[Your instructions]:
Are you able to retype all the records below exactly?

[A block of data]:
══════

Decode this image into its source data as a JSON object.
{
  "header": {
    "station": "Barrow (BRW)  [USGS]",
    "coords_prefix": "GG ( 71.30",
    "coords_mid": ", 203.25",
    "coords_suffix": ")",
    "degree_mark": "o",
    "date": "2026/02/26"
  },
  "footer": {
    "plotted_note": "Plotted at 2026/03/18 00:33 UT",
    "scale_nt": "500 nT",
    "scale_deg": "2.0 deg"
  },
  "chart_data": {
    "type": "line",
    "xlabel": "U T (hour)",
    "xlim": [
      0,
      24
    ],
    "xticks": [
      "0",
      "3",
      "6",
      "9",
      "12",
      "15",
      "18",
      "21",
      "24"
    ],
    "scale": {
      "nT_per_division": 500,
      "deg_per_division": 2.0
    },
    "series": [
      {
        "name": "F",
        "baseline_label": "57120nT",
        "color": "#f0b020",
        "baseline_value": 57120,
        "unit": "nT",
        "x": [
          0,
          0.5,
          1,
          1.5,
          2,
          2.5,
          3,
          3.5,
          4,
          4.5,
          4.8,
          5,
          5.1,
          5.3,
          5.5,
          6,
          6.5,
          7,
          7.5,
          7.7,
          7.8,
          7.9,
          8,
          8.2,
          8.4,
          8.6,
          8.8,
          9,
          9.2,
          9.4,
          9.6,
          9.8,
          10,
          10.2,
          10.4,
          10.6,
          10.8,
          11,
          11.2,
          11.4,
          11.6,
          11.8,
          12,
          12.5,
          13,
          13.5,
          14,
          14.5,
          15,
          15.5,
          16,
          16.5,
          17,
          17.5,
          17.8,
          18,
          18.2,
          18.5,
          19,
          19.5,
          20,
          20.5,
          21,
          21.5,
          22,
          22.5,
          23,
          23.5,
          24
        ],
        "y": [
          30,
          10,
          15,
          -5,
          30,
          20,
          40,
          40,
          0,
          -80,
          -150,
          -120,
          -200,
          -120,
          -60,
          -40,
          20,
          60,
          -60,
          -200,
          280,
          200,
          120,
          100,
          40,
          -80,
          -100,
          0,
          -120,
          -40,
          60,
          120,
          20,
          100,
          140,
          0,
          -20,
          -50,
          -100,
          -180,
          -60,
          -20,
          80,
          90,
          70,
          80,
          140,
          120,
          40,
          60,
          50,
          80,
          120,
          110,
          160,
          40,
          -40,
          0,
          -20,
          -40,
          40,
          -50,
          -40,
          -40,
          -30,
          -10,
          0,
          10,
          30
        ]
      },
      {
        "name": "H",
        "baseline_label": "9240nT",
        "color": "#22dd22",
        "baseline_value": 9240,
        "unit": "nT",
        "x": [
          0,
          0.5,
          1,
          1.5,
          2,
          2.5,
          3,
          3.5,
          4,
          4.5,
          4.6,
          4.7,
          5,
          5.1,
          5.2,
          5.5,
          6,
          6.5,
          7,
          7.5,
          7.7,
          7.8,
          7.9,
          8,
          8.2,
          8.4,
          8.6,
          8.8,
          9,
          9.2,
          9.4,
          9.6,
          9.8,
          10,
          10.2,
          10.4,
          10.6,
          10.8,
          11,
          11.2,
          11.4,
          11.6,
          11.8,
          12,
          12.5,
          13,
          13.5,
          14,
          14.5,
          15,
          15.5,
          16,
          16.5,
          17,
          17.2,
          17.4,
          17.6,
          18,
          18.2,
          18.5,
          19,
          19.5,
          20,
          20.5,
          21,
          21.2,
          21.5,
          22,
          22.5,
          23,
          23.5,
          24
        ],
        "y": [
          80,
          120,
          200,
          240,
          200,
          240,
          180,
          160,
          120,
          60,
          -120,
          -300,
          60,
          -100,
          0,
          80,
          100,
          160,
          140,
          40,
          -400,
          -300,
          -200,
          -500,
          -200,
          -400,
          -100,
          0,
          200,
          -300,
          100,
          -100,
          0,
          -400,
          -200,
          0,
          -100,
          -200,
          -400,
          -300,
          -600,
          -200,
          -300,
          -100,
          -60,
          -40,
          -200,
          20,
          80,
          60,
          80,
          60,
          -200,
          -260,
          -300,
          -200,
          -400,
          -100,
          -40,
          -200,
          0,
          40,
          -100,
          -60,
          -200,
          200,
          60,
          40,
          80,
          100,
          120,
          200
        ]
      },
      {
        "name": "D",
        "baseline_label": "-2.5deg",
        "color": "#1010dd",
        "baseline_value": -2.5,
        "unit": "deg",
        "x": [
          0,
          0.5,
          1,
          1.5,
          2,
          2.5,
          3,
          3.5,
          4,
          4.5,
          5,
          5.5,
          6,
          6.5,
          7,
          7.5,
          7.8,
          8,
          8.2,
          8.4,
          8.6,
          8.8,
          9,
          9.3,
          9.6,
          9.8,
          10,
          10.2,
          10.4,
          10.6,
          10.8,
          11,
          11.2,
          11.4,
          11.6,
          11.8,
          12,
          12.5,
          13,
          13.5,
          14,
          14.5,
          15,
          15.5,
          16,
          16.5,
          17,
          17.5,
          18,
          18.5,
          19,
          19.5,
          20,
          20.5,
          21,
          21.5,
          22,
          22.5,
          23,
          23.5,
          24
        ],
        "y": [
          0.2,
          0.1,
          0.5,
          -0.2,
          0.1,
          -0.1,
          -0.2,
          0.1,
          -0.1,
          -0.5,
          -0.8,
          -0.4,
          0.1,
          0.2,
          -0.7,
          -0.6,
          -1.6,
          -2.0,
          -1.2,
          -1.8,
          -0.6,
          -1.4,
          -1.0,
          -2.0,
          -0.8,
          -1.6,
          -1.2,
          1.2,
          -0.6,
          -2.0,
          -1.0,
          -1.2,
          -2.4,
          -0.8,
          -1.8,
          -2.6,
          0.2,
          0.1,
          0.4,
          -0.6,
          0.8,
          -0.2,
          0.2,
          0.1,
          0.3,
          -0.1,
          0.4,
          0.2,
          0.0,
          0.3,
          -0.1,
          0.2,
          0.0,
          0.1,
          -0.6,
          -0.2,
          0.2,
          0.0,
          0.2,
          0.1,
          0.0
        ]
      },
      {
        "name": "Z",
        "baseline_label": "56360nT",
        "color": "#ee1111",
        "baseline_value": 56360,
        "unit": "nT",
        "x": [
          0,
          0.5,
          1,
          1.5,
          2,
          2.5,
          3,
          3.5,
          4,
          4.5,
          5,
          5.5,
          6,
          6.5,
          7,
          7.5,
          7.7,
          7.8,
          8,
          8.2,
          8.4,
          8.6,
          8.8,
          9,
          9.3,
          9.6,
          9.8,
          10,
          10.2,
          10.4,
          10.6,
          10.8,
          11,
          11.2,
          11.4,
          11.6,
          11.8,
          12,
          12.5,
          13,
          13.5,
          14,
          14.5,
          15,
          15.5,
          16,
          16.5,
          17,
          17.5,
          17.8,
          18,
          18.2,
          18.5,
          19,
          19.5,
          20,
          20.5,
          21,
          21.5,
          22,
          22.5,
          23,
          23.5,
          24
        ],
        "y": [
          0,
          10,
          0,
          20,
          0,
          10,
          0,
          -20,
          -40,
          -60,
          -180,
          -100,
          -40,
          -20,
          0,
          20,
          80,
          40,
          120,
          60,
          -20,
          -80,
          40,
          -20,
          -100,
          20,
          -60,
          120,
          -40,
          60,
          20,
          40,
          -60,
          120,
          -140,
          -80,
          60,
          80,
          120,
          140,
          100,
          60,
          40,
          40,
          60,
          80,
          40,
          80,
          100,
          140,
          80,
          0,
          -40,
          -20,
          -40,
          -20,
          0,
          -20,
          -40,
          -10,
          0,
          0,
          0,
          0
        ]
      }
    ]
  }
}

══════

[Final answer]:
Decode this image into its source data as a JSON object.
{
  "header": {
    "station": "Barrow (BRW)  [USGS]",
    "coords_prefix": "GG ( 71.30",
    "coords_mid": ", 203.25",
    "coords_suffix": ")",
    "degree_mark": "o",
    "date": "2026/02/26"
  },
  "footer": {
    "plotted_note": "Plotted at 2026/03/18 00:33 UT",
    "scale_nt": "500 nT",
    "scale_deg": "2.0 deg"
  },
  "chart_data": {
    "type": "line",
    "xlabel": "U T (hour)",
    "xlim": [
      0,
      24
    ],
    "xticks": [
      "0",
      "3",
      "6",
      "9",
      "12",
      "15",
      "18",
      "21",
      "24"
    ],
    "scale": {
      "nT_per_division": 500,
      "deg_per_division": 2.0
    },
    "series": [
      {
        "name": "F",
        "baseline_label": "57120nT",
        "color": "#f0b020",
        "baseline_value": 57120,
        "unit": "nT",
        "x": [
          0,
          0.5,
          1,
          1.5,
          2,
          2.5,
          3,
          3.5,
          4,
          4.5,
          4.8,
          5,
          5.1,
          5.3,
          5.5,
          6,
          6.5,
          7,
          7.5,
          7.7,
          7.8,
          7.9,
          8,
          8.2,
          8.4,
          8.6,
          8.8,
          9,
          9.2,
          9.4,
          9.6,
          9.8,
          10,
          10.2,
          10.4,
          10.6,
          10.8,
          11,
          11.2,
          11.4,
          11.6,
          11.8,
          12,
          12.5,
          13,
          13.5,
          14,
          14.5,
          15,
          15.5,
          16,
          16.5,
          17,
          17.5,
          17.8,
          18,
          18.2,
          18.5,
          19,
          19.5,
          20,
          20.5,
          21,
          21.5,
          22,
          22.5,
          23,
          23.5,
          24
        ],
        "y": [
          30,
          10,
          15,
          -5,
          30,
          20,
          40,
          40,
          0,
          -80,
          -150,
          -120,
          -200,
          -120,
          -60,
          -40,
          20,
          60,
          -60,
          -200,
          280,
          200,
          120,
          100,
          40,
          -80,
          -100,
          0,
          -120,
          -40,
          60,
          120,
          20,
          100,
          140,
          0,
          -20,
          -50,
          -100,
          -180,
          -60,
          -20,
          80,
          90,
          70,
          80,
          140,
          120,
          40,
          60,
          50,
          80,
          120,
          110,
          160,
          40,
          -40,
          0,
          -20,
          -40,
          40,
          -50,
          -40,
          -40,
          -30,
          -10,
          0,
          10,
          30
        ]
      },
      {
        "name": "H",
        "baseline_label": "9240nT",
        "color": "#22dd22",
        "baseline_value": 9240,
        "unit": "nT",
        "x": [
          0,
          0.5,
          1,
          1.5,
          2,
          2.5,
          3,
          3.5,
          4,
          4.5,
          4.6,
          4.7,
          5,
          5.1,
          5.2,
          5.5,
          6,
          6.5,
          7,
          7.5,
          7.7,
          7.8,
          7.9,
          8,
          8.2,
          8.4,
          8.6,
          8.8,
          9,
          9.2,
          9.4,
          9.6,
          9.8,
          10,
          10.2,
          10.4,
          10.6,
          10.8,
          11,
          11.2,
          11.4,
          11.6,
          11.8,
          12,
          12.5,
          13,
          13.5,
          14,
          14.5,
          15,
          15.5,
          16,
          16.5,
          17,
          17.2,
          17.4,
          17.6,
          18,
          18.2,
          18.5,
          19,
          19.5,
          20,
          20.5,
          21,
          21.2,
          21.5,
          22,
          22.5,
          23,
          23.5,
          24
        ],
        "y": [
          80,
          120,
          200,
          240,
          200,
          240,
          180,
          160,
          120,
          60,
          -120,
          -300,
          60,
          -100,
          0,
          80,
          100,
          160,
          140,
          40,
          -400,
          -300,
          -200,
          -500,
          -200,
          -400,
          -100,
          0,
          200,
          -300,
          100,
          -100,
          0,
          -400,
          -200,
          0,
          -100,
          -200,
          -400,
          -300,
          -600,
          -200,
          -300,
          -100,
          -60,
          -40,
          -200,
          20,
          80,
          60,
          80,
          60,
          -200,
          -260,
          -300,
          -200,
          -400,
          -100,
          -40,
          -200,
          0,
          40,
          -100,
          -60,
          -200,
          200,
          60,
          40,
          80,
          100,
          120,
          200
        ]
      },
      {
        "name": "D",
        "baseline_label": "-2.5deg",
        "color": "#1010dd",
        "baseline_value": -2.5,
        "unit": "deg",
        "x": [
          0,
          0.5,
          1,
          1.5,
          2,
          2.5,
          3,
          3.5,
          4,
          4.5,
          5,
          5.5,
          6,
          6.5,
          7,
          7.5,
          7.8,
          8,
          8.2,
          8.4,
          8.6,
          8.8,
          9,
          9.3,
          9.6,
          9.8,
          10,
          10.2,
          10.4,
          10.6,
          10.8,
          11,
          11.2,
          11.4,
          11.6,
          11.8,
          12,
          12.5,
          13,
          13.5,
          14,
          14.5,
          15,
          15.5,
          16,
          16.5,
          17,
          17.5,
          18,
          18.5,
          19,
          19.5,
          20,
          20.5,
          21,
          21.5,
          22,
          22.5,
          23,
          23.5,
          24
        ],
        "y": [
          0.2,
          0.1,
          0.5,
          -0.2,
          0.1,
          -0.1,
          -0.2,
          0.1,
          -0.1,
          -0.5,
          -0.8,
          -0.4,
          0.1,
          0.2,
          -0.7,
          -0.6,
          -1.6,
          -2.0,
          -1.2,
          -1.8,
          -0.6,
          -1.4,
          -1.0,
          -2.0,
          -0.8,
          -1.6,
          -1.2,
          1.2,
          -0.6,
          -2.0,
          -1.0,
          -1.2,
          -2.4,
          -0.8,
          -1.8,
          -2.6,
          0.2,
          0.1,
          0.4,
          -0.6,
          0.8,
          -0.2,
          0.2,
          0.1,
          0.3,
          -0.1,
          0.4,
          0.2,
          0.0,
          0.3,
          -0.1,
          0.2,
          0.0,
          0.1,
          -0.6,
          -0.2,
          0.2,
          0.0,
          0.2,
          0.1,
          0.0
        ]
      },
      {
        "name": "Z",
        "baseline_label": "56360nT",
        "color": "#ee1111",
        "baseline_value": 56360,
        "unit": "nT",
        "x": [
          0,
          0.5,
          1,
          1.5,
          2,
          2.5,
          3,
          3.5,
          4,
          4.5,
          5,
          5.5,
          6,
          6.5,
          7,
          7.5,
          7.7,
          7.8,
          8,
          8.2,
          8.4,
          8.6,
          8.8,
          9,
          9.3,
          9.6,
          9.8,
          10,
          10.2,
          10.4,
          10.6,
          10.8,
          11,
          11.2,
          11.4,
          11.6,
          11.8,
          12,
          12.5,
          13,
          13.5,
          14,
          14.5,
          15,
          15.5,
          16,
          16.5,
          17,
          17.5,
          17.8,
          18,
          18.2,
          18.5,
          19,
          19.5,
          20,
          20.5,
          21,
          21.5,
          22,
          22.5,
          23,
          23.5,
          24
        ],
        "y": [
          0,
          10,
          0,
          20,
          0,
          10,
          0,
          -20,
          -40,
          -60,
          -180,
          -100,
          -40,
          -20,
          0,
          20,
          80,
          40,
          120,
          60,
          -20,
          -80,
          40,
          -20,
          -100,
          20,
          -60,
          120,
          -40,
          60,
          20,
          40,
          -60,
          120,
          -140,
          -80,
          60,
          80,
          120,
          140,
          100,
          60,
          40,
          40,
          60,
          80,
          40,
          80,
          100,
          140,
          80,
          0,
          -40,
          -20,
          -40,
          -20,
          0,
          -20,
          -40,
          -10,
          0,
          0,
          0,
          0
        ]
      }
    ]
  }
}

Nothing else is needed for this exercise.